» **Given task**:
Copy out the material below in full, but not its images.

» **Supplied information**:
________________________
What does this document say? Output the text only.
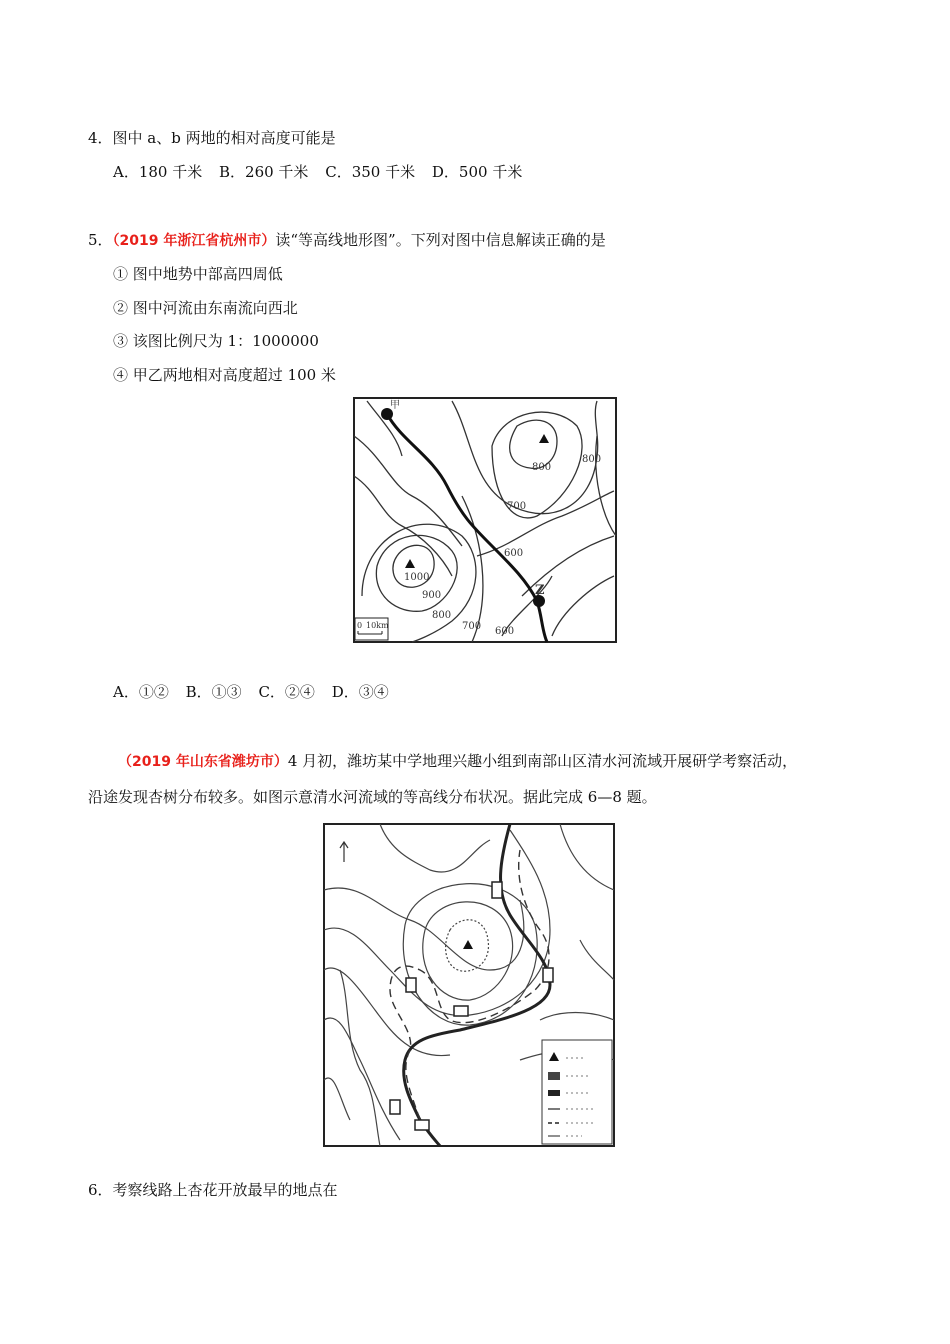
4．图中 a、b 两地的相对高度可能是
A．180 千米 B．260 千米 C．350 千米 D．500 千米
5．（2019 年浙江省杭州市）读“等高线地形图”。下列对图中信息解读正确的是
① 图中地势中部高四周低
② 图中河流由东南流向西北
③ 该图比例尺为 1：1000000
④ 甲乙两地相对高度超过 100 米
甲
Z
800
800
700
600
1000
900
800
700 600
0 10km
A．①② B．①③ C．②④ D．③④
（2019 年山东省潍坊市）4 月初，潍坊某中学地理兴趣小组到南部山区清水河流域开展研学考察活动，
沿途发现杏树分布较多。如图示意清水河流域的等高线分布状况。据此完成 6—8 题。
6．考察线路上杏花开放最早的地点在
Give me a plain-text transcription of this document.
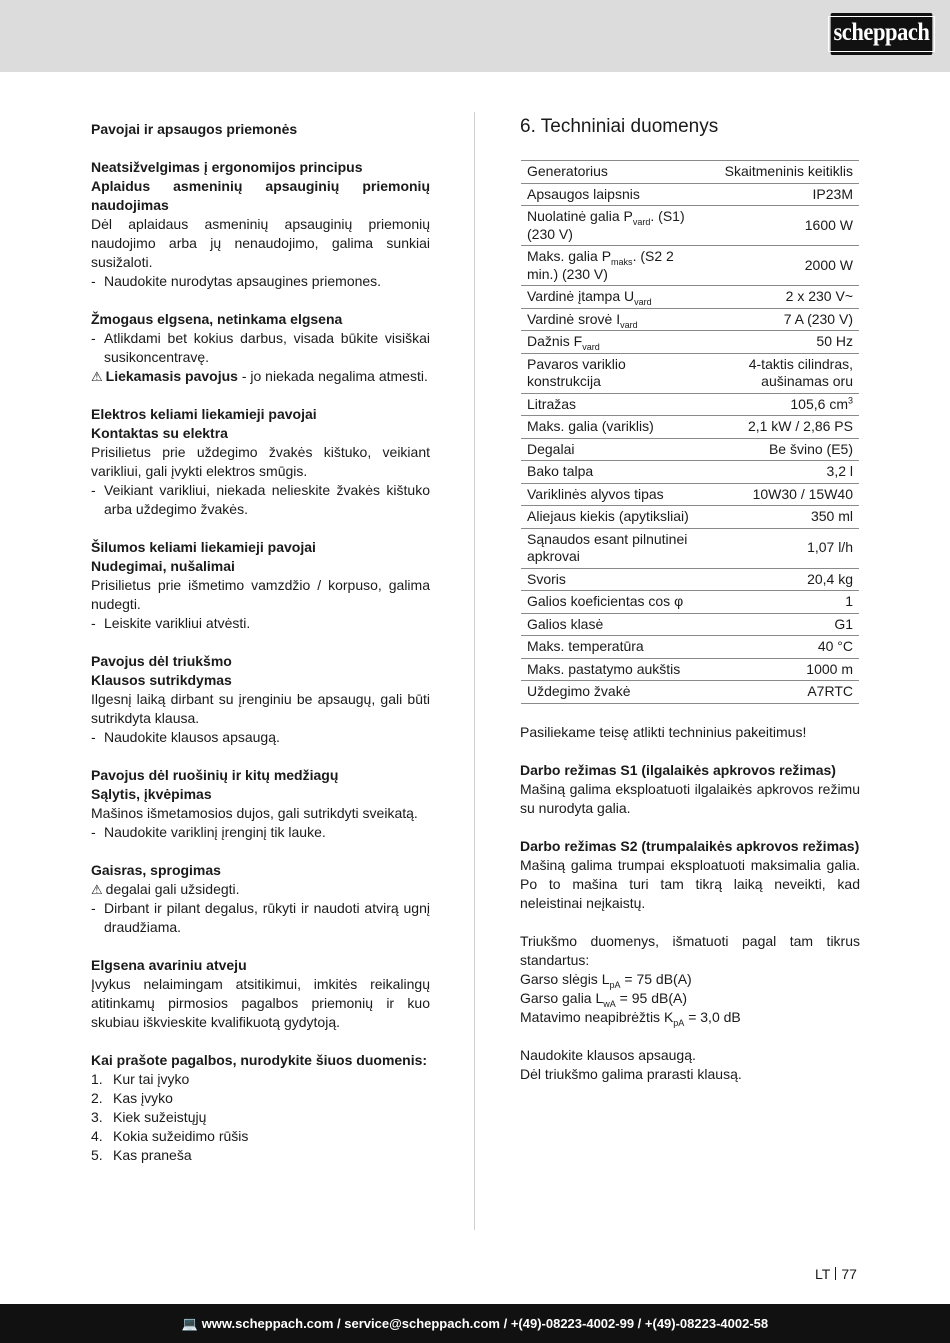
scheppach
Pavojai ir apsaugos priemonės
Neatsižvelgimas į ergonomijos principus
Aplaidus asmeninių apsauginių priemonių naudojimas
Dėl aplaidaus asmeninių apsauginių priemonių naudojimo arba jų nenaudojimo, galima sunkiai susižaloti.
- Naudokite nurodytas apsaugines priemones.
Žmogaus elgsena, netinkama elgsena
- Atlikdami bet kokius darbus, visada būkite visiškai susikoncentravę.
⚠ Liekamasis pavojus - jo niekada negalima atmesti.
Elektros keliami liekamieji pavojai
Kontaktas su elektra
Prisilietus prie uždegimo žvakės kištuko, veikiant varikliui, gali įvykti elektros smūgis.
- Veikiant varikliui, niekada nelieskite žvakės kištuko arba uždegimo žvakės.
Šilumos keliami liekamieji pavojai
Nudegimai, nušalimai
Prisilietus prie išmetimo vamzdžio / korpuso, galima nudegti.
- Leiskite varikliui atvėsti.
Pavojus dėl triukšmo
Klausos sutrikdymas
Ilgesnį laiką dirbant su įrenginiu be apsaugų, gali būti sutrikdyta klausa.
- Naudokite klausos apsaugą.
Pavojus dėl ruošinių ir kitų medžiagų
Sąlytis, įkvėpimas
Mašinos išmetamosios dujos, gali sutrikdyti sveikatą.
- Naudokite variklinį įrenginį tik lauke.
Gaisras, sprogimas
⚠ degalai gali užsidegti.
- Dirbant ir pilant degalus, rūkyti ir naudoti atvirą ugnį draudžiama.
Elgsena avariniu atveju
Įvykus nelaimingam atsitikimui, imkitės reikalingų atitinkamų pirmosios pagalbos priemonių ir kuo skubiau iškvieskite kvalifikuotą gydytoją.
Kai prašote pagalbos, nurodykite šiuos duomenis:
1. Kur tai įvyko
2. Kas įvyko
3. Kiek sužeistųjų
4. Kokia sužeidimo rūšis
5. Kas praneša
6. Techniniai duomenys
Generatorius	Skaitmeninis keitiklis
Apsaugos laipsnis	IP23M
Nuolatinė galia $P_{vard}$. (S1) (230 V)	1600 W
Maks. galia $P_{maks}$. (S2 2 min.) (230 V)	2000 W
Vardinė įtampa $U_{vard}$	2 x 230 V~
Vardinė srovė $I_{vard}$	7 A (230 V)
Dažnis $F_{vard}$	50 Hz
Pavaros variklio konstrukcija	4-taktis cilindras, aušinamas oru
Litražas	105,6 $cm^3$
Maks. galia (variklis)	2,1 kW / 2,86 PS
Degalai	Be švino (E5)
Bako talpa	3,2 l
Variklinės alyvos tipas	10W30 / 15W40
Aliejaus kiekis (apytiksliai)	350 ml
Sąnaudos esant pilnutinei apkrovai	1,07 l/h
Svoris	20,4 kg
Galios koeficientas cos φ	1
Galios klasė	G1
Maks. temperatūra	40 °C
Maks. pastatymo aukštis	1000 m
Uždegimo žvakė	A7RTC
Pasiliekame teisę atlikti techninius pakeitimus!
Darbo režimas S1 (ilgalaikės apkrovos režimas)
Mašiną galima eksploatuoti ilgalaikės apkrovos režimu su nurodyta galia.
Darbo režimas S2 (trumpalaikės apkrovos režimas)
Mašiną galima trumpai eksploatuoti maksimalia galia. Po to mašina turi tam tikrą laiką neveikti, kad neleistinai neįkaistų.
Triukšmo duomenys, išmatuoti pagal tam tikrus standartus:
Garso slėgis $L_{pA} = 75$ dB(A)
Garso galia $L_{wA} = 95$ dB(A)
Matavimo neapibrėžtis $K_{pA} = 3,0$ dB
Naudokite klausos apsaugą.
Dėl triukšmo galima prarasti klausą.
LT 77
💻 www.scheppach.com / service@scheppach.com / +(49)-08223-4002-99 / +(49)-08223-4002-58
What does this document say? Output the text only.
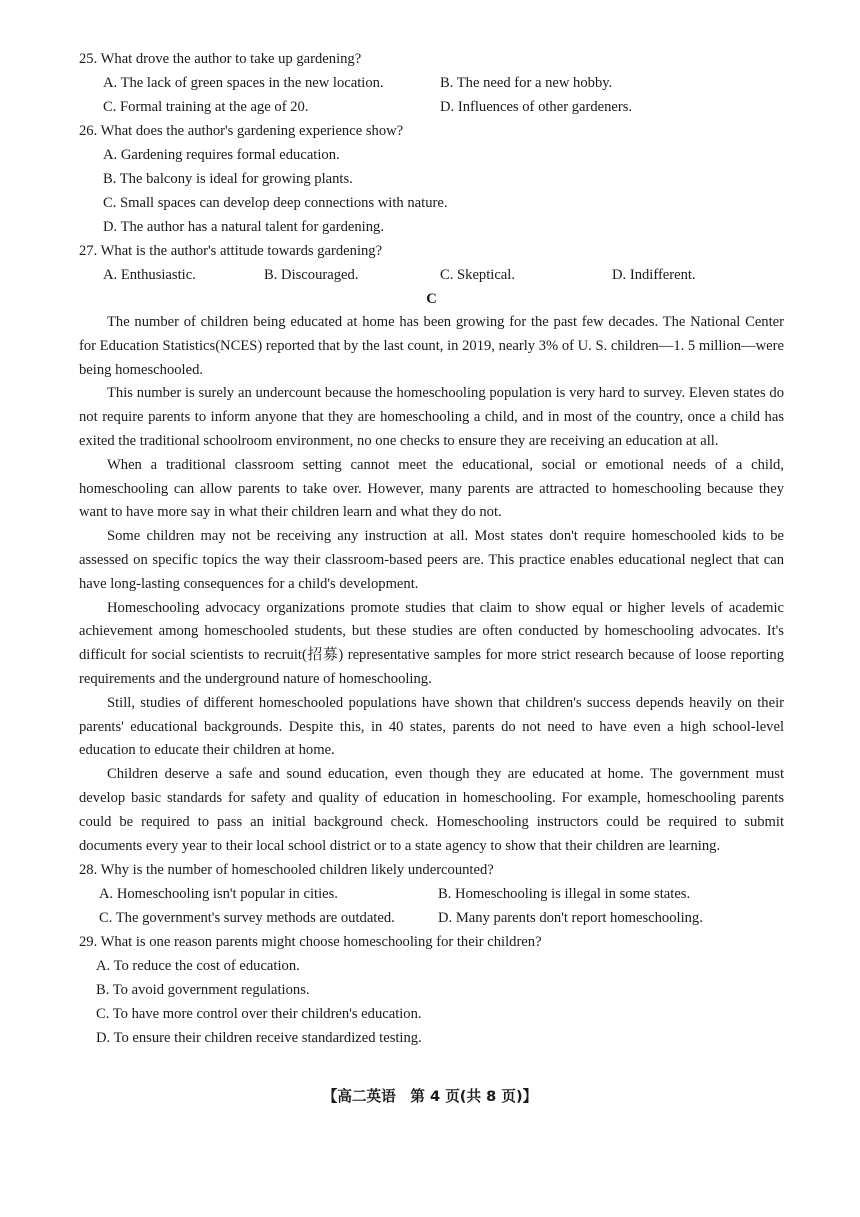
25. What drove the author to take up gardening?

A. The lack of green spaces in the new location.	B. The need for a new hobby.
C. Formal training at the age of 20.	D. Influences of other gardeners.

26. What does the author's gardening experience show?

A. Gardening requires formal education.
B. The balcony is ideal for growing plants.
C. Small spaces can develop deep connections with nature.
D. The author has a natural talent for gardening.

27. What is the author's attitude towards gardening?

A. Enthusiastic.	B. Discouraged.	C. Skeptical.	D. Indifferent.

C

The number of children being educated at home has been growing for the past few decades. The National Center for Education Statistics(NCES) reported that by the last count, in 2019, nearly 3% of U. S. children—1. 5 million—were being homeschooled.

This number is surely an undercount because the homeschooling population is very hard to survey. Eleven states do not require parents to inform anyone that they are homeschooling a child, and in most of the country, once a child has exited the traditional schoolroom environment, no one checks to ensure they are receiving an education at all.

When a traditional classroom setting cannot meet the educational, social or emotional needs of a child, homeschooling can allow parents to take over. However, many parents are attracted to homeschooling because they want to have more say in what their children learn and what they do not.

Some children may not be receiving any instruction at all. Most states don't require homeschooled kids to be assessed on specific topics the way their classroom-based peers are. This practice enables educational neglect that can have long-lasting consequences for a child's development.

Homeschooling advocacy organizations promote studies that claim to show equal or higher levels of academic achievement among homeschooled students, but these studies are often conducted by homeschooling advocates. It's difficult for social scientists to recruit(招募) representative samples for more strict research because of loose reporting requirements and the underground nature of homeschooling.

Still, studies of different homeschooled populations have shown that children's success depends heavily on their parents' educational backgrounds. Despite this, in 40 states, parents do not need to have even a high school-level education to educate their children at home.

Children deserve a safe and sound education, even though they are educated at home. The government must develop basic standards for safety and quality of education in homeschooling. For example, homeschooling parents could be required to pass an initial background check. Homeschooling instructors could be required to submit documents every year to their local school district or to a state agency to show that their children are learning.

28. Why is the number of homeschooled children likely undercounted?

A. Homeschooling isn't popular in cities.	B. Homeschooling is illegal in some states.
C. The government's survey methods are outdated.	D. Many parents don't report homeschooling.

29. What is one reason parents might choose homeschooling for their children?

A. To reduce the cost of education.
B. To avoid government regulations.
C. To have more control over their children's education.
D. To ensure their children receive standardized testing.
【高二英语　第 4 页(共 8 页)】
________________________
» **Correct output**:
What does this document say? Output the text only.
4．图中 a、b 两地的相对高度可能是
A．180 千米 B．260 千米 C．350 千米 D．500 千米
5．（2019 年浙江省杭州市）读“等高线地形图”。下列对图中信息解读正确的是
① 图中地势中部高四周低
② 图中河流由东南流向西北
③ 该图比例尺为 1：1000000
④ 甲乙两地相对高度超过 100 米
甲
Z
800
800
700
600
1000
900
800
700 600
0 10km
A．①② B．①③ C．②④ D．③④
（2019 年山东省潍坊市）4 月初，潍坊某中学地理兴趣小组到南部山区清水河流域开展研学考察活动，
沿途发现杏树分布较多。如图示意清水河流域的等高线分布状况。据此完成 6—8 题。
6．考察线路上杏花开放最早的地点在
Give me a plain-text transcription of this document.
scheppach
Pavojai ir apsaugos priemonės
Neatsižvelgimas į ergonomijos principus
Aplaidus asmeninių apsauginių priemonių naudojimas
Dėl aplaidaus asmeninių apsauginių priemonių naudojimo arba jų nenaudojimo, galima sunkiai susižaloti.
- Naudokite nurodytas apsaugines priemones.
Žmogaus elgsena, netinkama elgsena
- Atlikdami bet kokius darbus, visada būkite visiškai susikoncentravę.
⚠ Liekamasis pavojus - jo niekada negalima atmesti.
Elektros keliami liekamieji pavojai
Kontaktas su elektra
Prisilietus prie uždegimo žvakės kištuko, veikiant varikliui, gali įvykti elektros smūgis.
- Veikiant varikliui, niekada nelieskite žvakės kištuko arba uždegimo žvakės.
Šilumos keliami liekamieji pavojai
Nudegimai, nušalimai
Prisilietus prie išmetimo vamzdžio / korpuso, galima nudegti.
- Leiskite varikliui atvėsti.
Pavojus dėl triukšmo
Klausos sutrikdymas
Ilgesnį laiką dirbant su įrenginiu be apsaugų, gali būti sutrikdyta klausa.
- Naudokite klausos apsaugą.
Pavojus dėl ruošinių ir kitų medžiagų
Sąlytis, įkvėpimas
Mašinos išmetamosios dujos, gali sutrikdyti sveikatą.
- Naudokite variklinį įrenginį tik lauke.
Gaisras, sprogimas
⚠ degalai gali užsidegti.
- Dirbant ir pilant degalus, rūkyti ir naudoti atvirą ugnį draudžiama.
Elgsena avariniu atveju
Įvykus nelaimingam atsitikimui, imkitės reikalingų atitinkamų pirmosios pagalbos priemonių ir kuo skubiau iškvieskite kvalifikuotą gydytoją.
Kai prašote pagalbos, nurodykite šiuos duomenis:
1. Kur tai įvyko
2. Kas įvyko
3. Kiek sužeistųjų
4. Kokia sužeidimo rūšis
5. Kas praneša
6. Techniniai duomenys
Generatorius	Skaitmeninis keitiklis
Apsaugos laipsnis	IP23M
Nuolatinė galia $P_{vard}$. (S1) (230 V)	1600 W
Maks. galia $P_{maks}$. (S2 2 min.) (230 V)	2000 W
Vardinė įtampa $U_{vard}$	2 x 230 V~
Vardinė srovė $I_{vard}$	7 A (230 V)
Dažnis $F_{vard}$	50 Hz
Pavaros variklio konstrukcija	4-taktis cilindras, aušinamas oru
Litražas	105,6 $cm^3$
Maks. galia (variklis)	2,1 kW / 2,86 PS
Degalai	Be švino (E5)
Bako talpa	3,2 l
Variklinės alyvos tipas	10W30 / 15W40
Aliejaus kiekis (apytiksliai)	350 ml
Sąnaudos esant pilnutinei apkrovai	1,07 l/h
Svoris	20,4 kg
Galios koeficientas cos φ	1
Galios klasė	G1
Maks. temperatūra	40 °C
Maks. pastatymo aukštis	1000 m
Uždegimo žvakė	A7RTC
Pasiliekame teisę atlikti techninius pakeitimus!
Darbo režimas S1 (ilgalaikės apkrovos režimas)
Mašiną galima eksploatuoti ilgalaikės apkrovos režimu su nurodyta galia.
Darbo režimas S2 (trumpalaikės apkrovos režimas)
Mašiną galima trumpai eksploatuoti maksimalia galia. Po to mašina turi tam tikrą laiką neveikti, kad neleistinai neįkaistų.
Triukšmo duomenys, išmatuoti pagal tam tikrus standartus:
Garso slėgis $L_{pA} = 75$ dB(A)
Garso galia $L_{wA} = 95$ dB(A)
Matavimo neapibrėžtis $K_{pA} = 3,0$ dB
Naudokite klausos apsaugą.
Dėl triukšmo galima prarasti klausą.
LT 77
💻 www.scheppach.com / service@scheppach.com / +(49)-08223-4002-99 / +(49)-08223-4002-58
What does this document say? Output the text only.
25. What drove the author to take up gardening?

A. The lack of green spaces in the new location.	B. The need for a new hobby.
C. Formal training at the age of 20.	D. Influences of other gardeners.

26. What does the author's gardening experience show?

A. Gardening requires formal education.
B. The balcony is ideal for growing plants.
C. Small spaces can develop deep connections with nature.
D. The author has a natural talent for gardening.

27. What is the author's attitude towards gardening?

A. Enthusiastic.	B. Discouraged.	C. Skeptical.	D. Indifferent.

C

The number of children being educated at home has been growing for the past few decades. The National Center for Education Statistics(NCES) reported that by the last count, in 2019, nearly 3% of U. S. children—1. 5 million—were being homeschooled.

This number is surely an undercount because the homeschooling population is very hard to survey. Eleven states do not require parents to inform anyone that they are homeschooling a child, and in most of the country, once a child has exited the traditional schoolroom environment, no one checks to ensure they are receiving an education at all.

When a traditional classroom setting cannot meet the educational, social or emotional needs of a child, homeschooling can allow parents to take over. However, many parents are attracted to homeschooling because they want to have more say in what their children learn and what they do not.

Some children may not be receiving any instruction at all. Most states don't require homeschooled kids to be assessed on specific topics the way their classroom-based peers are. This practice enables educational neglect that can have long-lasting consequences for a child's development.

Homeschooling advocacy organizations promote studies that claim to show equal or higher levels of academic achievement among homeschooled students, but these studies are often conducted by homeschooling advocates. It's difficult for social scientists to recruit(招募) representative samples for more strict research because of loose reporting requirements and the underground nature of homeschooling.

Still, studies of different homeschooled populations have shown that children's success depends heavily on their parents' educational backgrounds. Despite this, in 40 states, parents do not need to have even a high school-level education to educate their children at home.

Children deserve a safe and sound education, even though they are educated at home. The government must develop basic standards for safety and quality of education in homeschooling. For example, homeschooling parents could be required to pass an initial background check. Homeschooling instructors could be required to submit documents every year to their local school district or to a state agency to show that their children are learning.

28. Why is the number of homeschooled children likely undercounted?

A. Homeschooling isn't popular in cities.	B. Homeschooling is illegal in some states.
C. The government's survey methods are outdated.	D. Many parents don't report homeschooling.

29. What is one reason parents might choose homeschooling for their children?

A. To reduce the cost of education.
B. To avoid government regulations.
C. To have more control over their children's education.
D. To ensure their children receive standardized testing.
【高二英语　第 4 页(共 8 页)】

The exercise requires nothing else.